Give the listing again exactly, omitting its images.

##########

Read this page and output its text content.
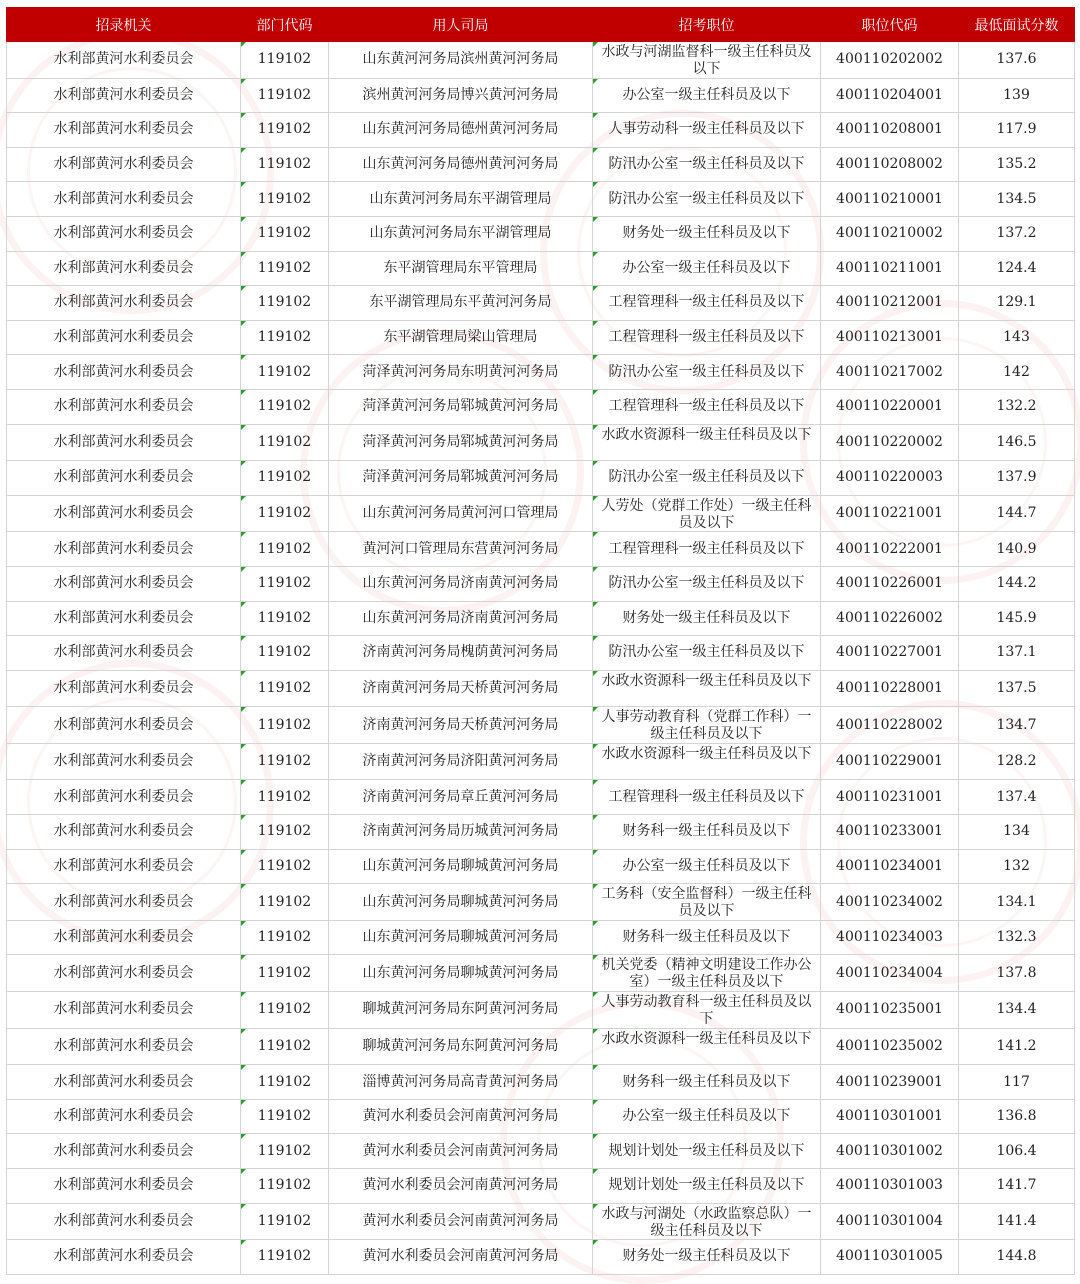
招录机关	部门代码	用人司局	招考职位	职位代码	最低面试分数
水利部黄河水利委员会	119102	山东黄河河务局滨州黄河河务局	水政与河湖监督科一级主任科员及以下	400110202002	137.6
水利部黄河水利委员会	119102	滨州黄河河务局博兴黄河河务局	办公室一级主任科员及以下	400110204001	139
水利部黄河水利委员会	119102	山东黄河河务局德州黄河河务局	人事劳动科一级主任科员及以下	400110208001	117.9
水利部黄河水利委员会	119102	山东黄河河务局德州黄河河务局	防汛办公室一级主任科员及以下	400110208002	135.2
水利部黄河水利委员会	119102	山东黄河河务局东平湖管理局	防汛办公室一级主任科员及以下	400110210001	134.5
水利部黄河水利委员会	119102	山东黄河河务局东平湖管理局	财务处一级主任科员及以下	400110210002	137.2
水利部黄河水利委员会	119102	东平湖管理局东平管理局	办公室一级主任科员及以下	400110211001	124.4
水利部黄河水利委员会	119102	东平湖管理局东平黄河河务局	工程管理科一级主任科员及以下	400110212001	129.1
水利部黄河水利委员会	119102	东平湖管理局梁山管理局	工程管理科一级主任科员及以下	400110213001	143
水利部黄河水利委员会	119102	菏泽黄河河务局东明黄河河务局	防汛办公室一级主任科员及以下	400110217002	142
水利部黄河水利委员会	119102	菏泽黄河河务局郓城黄河河务局	工程管理科一级主任科员及以下	400110220001	132.2
水利部黄河水利委员会	119102	菏泽黄河河务局郓城黄河河务局	水政水资源科一级主任科员及以下	400110220002	146.5
水利部黄河水利委员会	119102	菏泽黄河河务局郓城黄河河务局	防汛办公室一级主任科员及以下	400110220003	137.9
水利部黄河水利委员会	119102	山东黄河河务局黄河河口管理局	人劳处（党群工作处）一级主任科员及以下	400110221001	144.7
水利部黄河水利委员会	119102	黄河河口管理局东营黄河河务局	工程管理科一级主任科员及以下	400110222001	140.9
水利部黄河水利委员会	119102	山东黄河河务局济南黄河河务局	防汛办公室一级主任科员及以下	400110226001	144.2
水利部黄河水利委员会	119102	山东黄河河务局济南黄河河务局	财务处一级主任科员及以下	400110226002	145.9
水利部黄河水利委员会	119102	济南黄河河务局槐荫黄河河务局	防汛办公室一级主任科员及以下	400110227001	137.1
水利部黄河水利委员会	119102	济南黄河河务局天桥黄河河务局	水政水资源科一级主任科员及以下	400110228001	137.5
水利部黄河水利委员会	119102	济南黄河河务局天桥黄河河务局	人事劳动教育科（党群工作科）一级主任科员及以下	400110228002	134.7
水利部黄河水利委员会	119102	济南黄河河务局济阳黄河河务局	水政水资源科一级主任科员及以下	400110229001	128.2
水利部黄河水利委员会	119102	济南黄河河务局章丘黄河河务局	工程管理科一级主任科员及以下	400110231001	137.4
水利部黄河水利委员会	119102	济南黄河河务局历城黄河河务局	财务科一级主任科员及以下	400110233001	134
水利部黄河水利委员会	119102	山东黄河河务局聊城黄河河务局	办公室一级主任科员及以下	400110234001	132
水利部黄河水利委员会	119102	山东黄河河务局聊城黄河河务局	工务科（安全监督科）一级主任科员及以下	400110234002	134.1
水利部黄河水利委员会	119102	山东黄河河务局聊城黄河河务局	财务科一级主任科员及以下	400110234003	132.3
水利部黄河水利委员会	119102	山东黄河河务局聊城黄河河务局	机关党委（精神文明建设工作办公室）一级主任科员及以下	400110234004	137.8
水利部黄河水利委员会	119102	聊城黄河河务局东阿黄河河务局	人事劳动教育科一级主任科员及以下	400110235001	134.4
水利部黄河水利委员会	119102	聊城黄河河务局东阿黄河河务局	水政水资源科一级主任科员及以下	400110235002	141.2
水利部黄河水利委员会	119102	淄博黄河河务局高青黄河河务局	财务科一级主任科员及以下	400110239001	117
水利部黄河水利委员会	119102	黄河水利委员会河南黄河河务局	办公室一级主任科员及以下	400110301001	136.8
水利部黄河水利委员会	119102	黄河水利委员会河南黄河河务局	规划计划处一级主任科员及以下	400110301002	106.4
水利部黄河水利委员会	119102	黄河水利委员会河南黄河河务局	规划计划处一级主任科员及以下	400110301003	141.7
水利部黄河水利委员会	119102	黄河水利委员会河南黄河河务局	水政与河湖处（水政监察总队）一级主任科员及以下	400110301004	141.4
水利部黄河水利委员会	119102	黄河水利委员会河南黄河河务局	财务处一级主任科员及以下	400110301005	144.8
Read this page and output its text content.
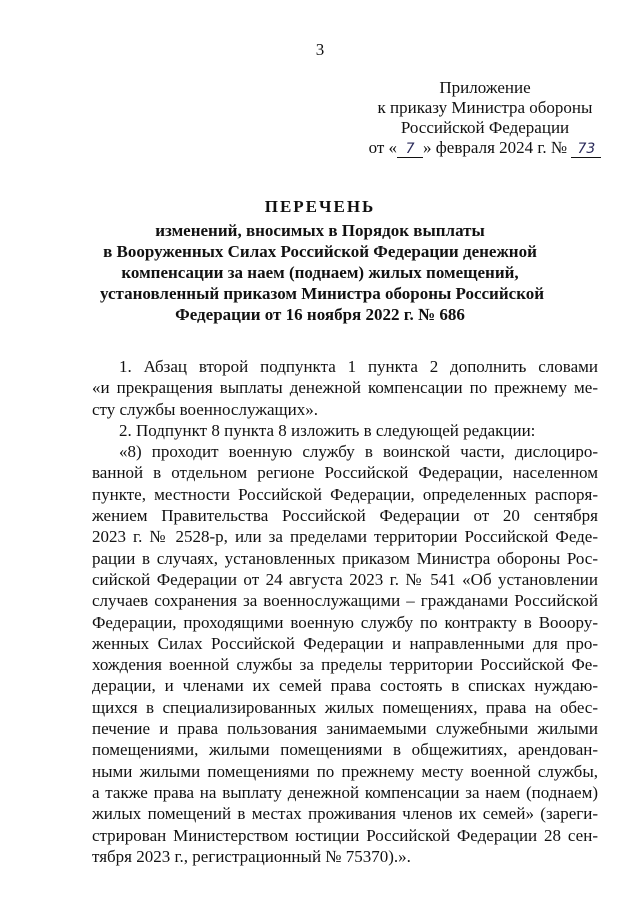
3
Приложение
к приказу Министра обороны
Российской Федерации
от « 7 » февраля 2024 г. № 73
ПЕРЕЧЕНЬ
изменений, вносимых в Порядок выплаты
в Вооруженных Силах Российской Федерации денежной
компенсации за наем (поднаем) жилых помещений,
установленный приказом Министра обороны Российской
Федерации от 16 ноября 2022 г. № 686
1. Абзац второй подпункта 1 пункта 2 дополнить словами
«и прекращения выплаты денежной компенсации по прежнему ме-
сту службы военнослужащих».
2. Подпункт 8 пункта 8 изложить в следующей редакции:
«8) проходит военную службу в воинской части, дислоциро-
ванной в отдельном регионе Российской Федерации, населенном
пункте, местности Российской Федерации, определенных распоря-
жением Правительства Российской Федерации от 20 сентября
2023 г. № 2528-р, или за пределами территории Российской Феде-
рации в случаях, установленных приказом Министра обороны Рос-
сийской Федерации от 24 августа 2023 г. № 541 «Об установлении
случаев сохранения за военнослужащими – гражданами Российской
Федерации, проходящими военную службу по контракту в Вооору-
женных Силах Российской Федерации и направленными для про-
хождения военной службы за пределы территории Российской Фе-
дерации, и членами их семей права состоять в списках нуждаю-
щихся в специализированных жилых помещениях, права на обес-
печение и права пользования занимаемыми служебными жилыми
помещениями, жилыми помещениями в общежитиях, арендован-
ными жилыми помещениями по прежнему месту военной службы,
а также права на выплату денежной компенсации за наем (поднаем)
жилых помещений в местах проживания членов их семей» (зареги-
стрирован Министерством юстиции Российской Федерации 28 сен-
тября 2023 г., регистрационный № 75370).».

##########

-- CORRECT RESULT --
Read this page and output its text content.
招录机关	部门代码	用人司局	招考职位	职位代码	最低面试分数
水利部黄河水利委员会	119102	山东黄河河务局滨州黄河河务局	水政与河湖监督科一级主任科员及以下	400110202002	137.6
水利部黄河水利委员会	119102	滨州黄河河务局博兴黄河河务局	办公室一级主任科员及以下	400110204001	139
水利部黄河水利委员会	119102	山东黄河河务局德州黄河河务局	人事劳动科一级主任科员及以下	400110208001	117.9
水利部黄河水利委员会	119102	山东黄河河务局德州黄河河务局	防汛办公室一级主任科员及以下	400110208002	135.2
水利部黄河水利委员会	119102	山东黄河河务局东平湖管理局	防汛办公室一级主任科员及以下	400110210001	134.5
水利部黄河水利委员会	119102	山东黄河河务局东平湖管理局	财务处一级主任科员及以下	400110210002	137.2
水利部黄河水利委员会	119102	东平湖管理局东平管理局	办公室一级主任科员及以下	400110211001	124.4
水利部黄河水利委员会	119102	东平湖管理局东平黄河河务局	工程管理科一级主任科员及以下	400110212001	129.1
水利部黄河水利委员会	119102	东平湖管理局梁山管理局	工程管理科一级主任科员及以下	400110213001	143
水利部黄河水利委员会	119102	菏泽黄河河务局东明黄河河务局	防汛办公室一级主任科员及以下	400110217002	142
水利部黄河水利委员会	119102	菏泽黄河河务局郓城黄河河务局	工程管理科一级主任科员及以下	400110220001	132.2
水利部黄河水利委员会	119102	菏泽黄河河务局郓城黄河河务局	水政水资源科一级主任科员及以下	400110220002	146.5
水利部黄河水利委员会	119102	菏泽黄河河务局郓城黄河河务局	防汛办公室一级主任科员及以下	400110220003	137.9
水利部黄河水利委员会	119102	山东黄河河务局黄河河口管理局	人劳处（党群工作处）一级主任科员及以下	400110221001	144.7
水利部黄河水利委员会	119102	黄河河口管理局东营黄河河务局	工程管理科一级主任科员及以下	400110222001	140.9
水利部黄河水利委员会	119102	山东黄河河务局济南黄河河务局	防汛办公室一级主任科员及以下	400110226001	144.2
水利部黄河水利委员会	119102	山东黄河河务局济南黄河河务局	财务处一级主任科员及以下	400110226002	145.9
水利部黄河水利委员会	119102	济南黄河河务局槐荫黄河河务局	防汛办公室一级主任科员及以下	400110227001	137.1
水利部黄河水利委员会	119102	济南黄河河务局天桥黄河河务局	水政水资源科一级主任科员及以下	400110228001	137.5
水利部黄河水利委员会	119102	济南黄河河务局天桥黄河河务局	人事劳动教育科（党群工作科）一级主任科员及以下	400110228002	134.7
水利部黄河水利委员会	119102	济南黄河河务局济阳黄河河务局	水政水资源科一级主任科员及以下	400110229001	128.2
水利部黄河水利委员会	119102	济南黄河河务局章丘黄河河务局	工程管理科一级主任科员及以下	400110231001	137.4
水利部黄河水利委员会	119102	济南黄河河务局历城黄河河务局	财务科一级主任科员及以下	400110233001	134
水利部黄河水利委员会	119102	山东黄河河务局聊城黄河河务局	办公室一级主任科员及以下	400110234001	132
水利部黄河水利委员会	119102	山东黄河河务局聊城黄河河务局	工务科（安全监督科）一级主任科员及以下	400110234002	134.1
水利部黄河水利委员会	119102	山东黄河河务局聊城黄河河务局	财务科一级主任科员及以下	400110234003	132.3
水利部黄河水利委员会	119102	山东黄河河务局聊城黄河河务局	机关党委（精神文明建设工作办公室）一级主任科员及以下	400110234004	137.8
水利部黄河水利委员会	119102	聊城黄河河务局东阿黄河河务局	人事劳动教育科一级主任科员及以下	400110235001	134.4
水利部黄河水利委员会	119102	聊城黄河河务局东阿黄河河务局	水政水资源科一级主任科员及以下	400110235002	141.2
水利部黄河水利委员会	119102	淄博黄河河务局高青黄河河务局	财务科一级主任科员及以下	400110239001	117
水利部黄河水利委员会	119102	黄河水利委员会河南黄河河务局	办公室一级主任科员及以下	400110301001	136.8
水利部黄河水利委员会	119102	黄河水利委员会河南黄河河务局	规划计划处一级主任科员及以下	400110301002	106.4
水利部黄河水利委员会	119102	黄河水利委员会河南黄河河务局	规划计划处一级主任科员及以下	400110301003	141.7
水利部黄河水利委员会	119102	黄河水利委员会河南黄河河务局	水政与河湖处（水政监察总队）一级主任科员及以下	400110301004	141.4
水利部黄河水利委员会	119102	黄河水利委员会河南黄河河务局	财务处一级主任科员及以下	400110301005	144.8
Read this page and output its text content.
3
Приложение
к приказу Министра обороны
Российской Федерации
от « 7 » февраля 2024 г. № 73
ПЕРЕЧЕНЬ
изменений, вносимых в Порядок выплаты
в Вооруженных Силах Российской Федерации денежной
компенсации за наем (поднаем) жилых помещений,
установленный приказом Министра обороны Российской
Федерации от 16 ноября 2022 г. № 686
1. Абзац второй подпункта 1 пункта 2 дополнить словами
«и прекращения выплаты денежной компенсации по прежнему ме-
сту службы военнослужащих».
2. Подпункт 8 пункта 8 изложить в следующей редакции:
«8) проходит военную службу в воинской части, дислоциро-
ванной в отдельном регионе Российской Федерации, населенном
пункте, местности Российской Федерации, определенных распоря-
жением Правительства Российской Федерации от 20 сентября
2023 г. № 2528-р, или за пределами территории Российской Феде-
рации в случаях, установленных приказом Министра обороны Рос-
сийской Федерации от 24 августа 2023 г. № 541 «Об установлении
случаев сохранения за военнослужащими – гражданами Российской
Федерации, проходящими военную службу по контракту в Вооору-
женных Силах Российской Федерации и направленными для про-
хождения военной службы за пределы территории Российской Фе-
дерации, и членами их семей права состоять в списках нуждаю-
щихся в специализированных жилых помещениях, права на обес-
печение и права пользования занимаемыми служебными жилыми
помещениями, жилыми помещениями в общежитиях, арендован-
ными жилыми помещениями по прежнему месту военной службы,
а также права на выплату денежной компенсации за наем (поднаем)
жилых помещений в местах проживания членов их семей» (зареги-
стрирован Министерством юстиции Российской Федерации 28 сен-
тября 2023 г., регистрационный № 75370).».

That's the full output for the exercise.